TASK REQUIREMENTS. Are you able to quote each entry exactly as written?

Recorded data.
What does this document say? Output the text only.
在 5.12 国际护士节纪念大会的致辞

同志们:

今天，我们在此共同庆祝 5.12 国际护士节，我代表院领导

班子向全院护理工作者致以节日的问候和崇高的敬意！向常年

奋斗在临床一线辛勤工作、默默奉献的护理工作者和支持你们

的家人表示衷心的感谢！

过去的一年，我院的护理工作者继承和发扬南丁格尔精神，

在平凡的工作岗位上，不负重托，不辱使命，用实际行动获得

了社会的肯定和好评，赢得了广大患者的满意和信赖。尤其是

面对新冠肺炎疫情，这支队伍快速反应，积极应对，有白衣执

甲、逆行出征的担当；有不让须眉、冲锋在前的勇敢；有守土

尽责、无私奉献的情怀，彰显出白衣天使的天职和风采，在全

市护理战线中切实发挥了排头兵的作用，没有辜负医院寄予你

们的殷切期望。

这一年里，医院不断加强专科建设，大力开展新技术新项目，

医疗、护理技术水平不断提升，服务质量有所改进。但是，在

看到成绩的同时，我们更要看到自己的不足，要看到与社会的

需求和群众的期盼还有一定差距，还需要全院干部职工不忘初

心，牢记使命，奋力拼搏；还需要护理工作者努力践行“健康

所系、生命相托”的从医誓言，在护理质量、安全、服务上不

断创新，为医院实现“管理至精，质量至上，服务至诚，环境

WRITTEN RESPONSE.
What does this document say? Output the text only.
在 5.12 国际护士节纪念大会的致辞

同志们:

今天，我们在此共同庆祝 5.12 国际护士节，我代表院领导

班子向全院护理工作者致以节日的问候和崇高的敬意！向常年

奋斗在临床一线辛勤工作、默默奉献的护理工作者和支持你们

的家人表示衷心的感谢！

过去的一年，我院的护理工作者继承和发扬南丁格尔精神，

在平凡的工作岗位上，不负重托，不辱使命，用实际行动获得

了社会的肯定和好评，赢得了广大患者的满意和信赖。尤其是

面对新冠肺炎疫情，这支队伍快速反应，积极应对，有白衣执

甲、逆行出征的担当；有不让须眉、冲锋在前的勇敢；有守土

尽责、无私奉献的情怀，彰显出白衣天使的天职和风采，在全

市护理战线中切实发挥了排头兵的作用，没有辜负医院寄予你

们的殷切期望。

这一年里，医院不断加强专科建设，大力开展新技术新项目，

医疗、护理技术水平不断提升，服务质量有所改进。但是，在

看到成绩的同时，我们更要看到自己的不足，要看到与社会的

需求和群众的期盼还有一定差距，还需要全院干部职工不忘初

心，牢记使命，奋力拼搏；还需要护理工作者努力践行“健康

所系、生命相托”的从医誓言，在护理质量、安全、服务上不

断创新，为医院实现“管理至精，质量至上，服务至诚，环境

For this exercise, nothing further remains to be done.